▸ Dataset excerpt
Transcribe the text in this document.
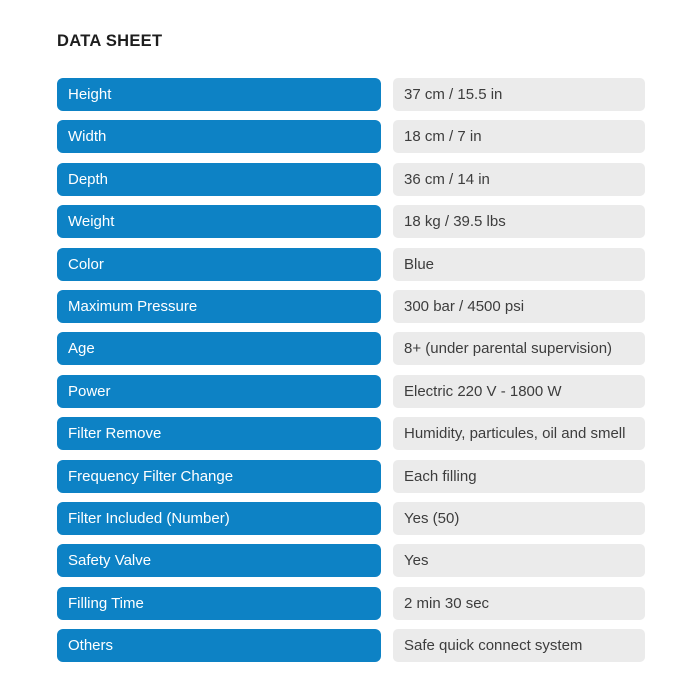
DATA SHEET
Height	37 cm / 15.5 in
Width	18 cm / 7 in
Depth	36 cm / 14 in
Weight	18 kg / 39.5 lbs
Color	Blue
Maximum Pressure	300 bar / 4500 psi
Age	8+ (under parental supervision)
Power	Electric 220 V - 1800 W
Filter Remove	Humidity, particules, oil and smell
Frequency Filter Change	Each filling
Filter Included (Number)	Yes (50)
Safety Valve	Yes
Filling Time	2 min 30 sec
Others	Safe quick connect system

▸ Written task
Quote the records above exactly, leaving out any pictures.

▸ Response to this task
Transcribe the text in this document.
DATA SHEET
Height	37 cm / 15.5 in
Width	18 cm / 7 in
Depth	36 cm / 14 in
Weight	18 kg / 39.5 lbs
Color	Blue
Maximum Pressure	300 bar / 4500 psi
Age	8+ (under parental supervision)
Power	Electric 220 V - 1800 W
Filter Remove	Humidity, particules, oil and smell
Frequency Filter Change	Each filling
Filter Included (Number)	Yes (50)
Safety Valve	Yes
Filling Time	2 min 30 sec
Others	Safe quick connect system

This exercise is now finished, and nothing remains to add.